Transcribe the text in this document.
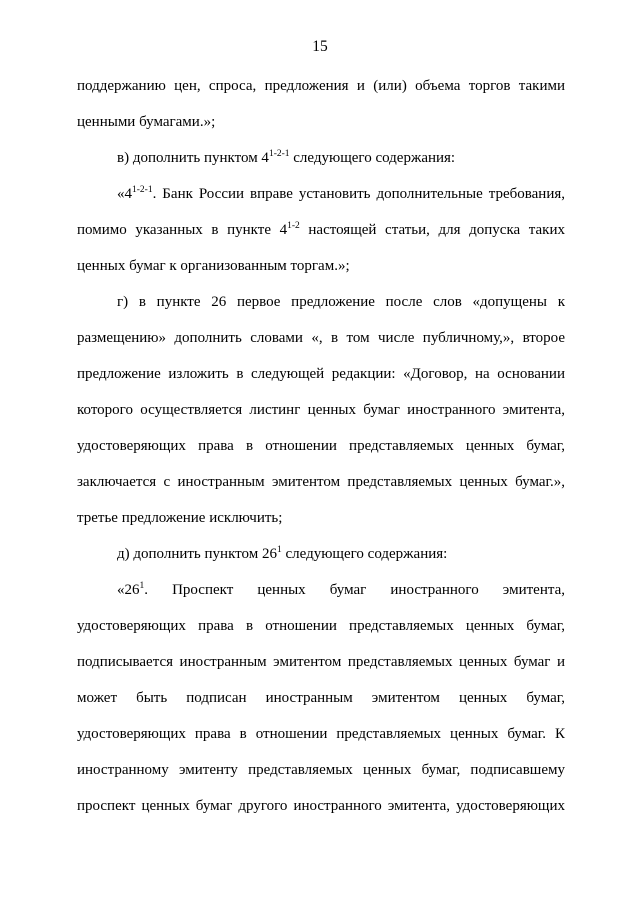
15
поддержанию цен, спроса, предложения и (или) объема торгов такими
ценными бумагами.»;
в) дополнить пунктом 4$^{1-2-1}$ следующего содержания:
«4$^{1-2-1}$. Банк России вправе установить дополнительные требования,
помимо указанных в пункте 4$^{1-2}$ настоящей статьи, для допуска таких
ценных бумаг к организованным торгам.»;
г) в пункте 26 первое предложение после слов «допущены к
размещению» дополнить словами «, в том числе публичному,», второе
предложение изложить в следующей редакции: «Договор, на основании
которого осуществляется листинг ценных бумаг иностранного эмитента,
удостоверяющих права в отношении представляемых ценных бумаг,
заключается с иностранным эмитентом представляемых ценных бумаг.»,
третье предложение исключить;
д) дополнить пунктом $26^1$ следующего содержания:
«$26^1$. Проспект ценных бумаг иностранного эмитента,
удостоверяющих права в отношении представляемых ценных бумаг,
подписывается иностранным эмитентом представляемых ценных бумаг и
может быть подписан иностранным эмитентом ценных бумаг,
удостоверяющих права в отношении представляемых ценных бумаг. К
иностранному эмитенту представляемых ценных бумаг, подписавшему
проспект ценных бумаг другого иностранного эмитента, удостоверяющих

++++++++++

All of the material above needs to be restated exactly, with no pictures.

Transcribe the text in this document.
15
поддержанию цен, спроса, предложения и (или) объема торгов такими
ценными бумагами.»;
в) дополнить пунктом 4$^{1-2-1}$ следующего содержания:
«4$^{1-2-1}$. Банк России вправе установить дополнительные требования,
помимо указанных в пункте 4$^{1-2}$ настоящей статьи, для допуска таких
ценных бумаг к организованным торгам.»;
г) в пункте 26 первое предложение после слов «допущены к
размещению» дополнить словами «, в том числе публичному,», второе
предложение изложить в следующей редакции: «Договор, на основании
которого осуществляется листинг ценных бумаг иностранного эмитента,
удостоверяющих права в отношении представляемых ценных бумаг,
заключается с иностранным эмитентом представляемых ценных бумаг.»,
третье предложение исключить;
д) дополнить пунктом $26^1$ следующего содержания:
«$26^1$. Проспект ценных бумаг иностранного эмитента,
удостоверяющих права в отношении представляемых ценных бумаг,
подписывается иностранным эмитентом представляемых ценных бумаг и
может быть подписан иностранным эмитентом ценных бумаг,
удостоверяющих права в отношении представляемых ценных бумаг. К
иностранному эмитенту представляемых ценных бумаг, подписавшему
проспект ценных бумаг другого иностранного эмитента, удостоверяющих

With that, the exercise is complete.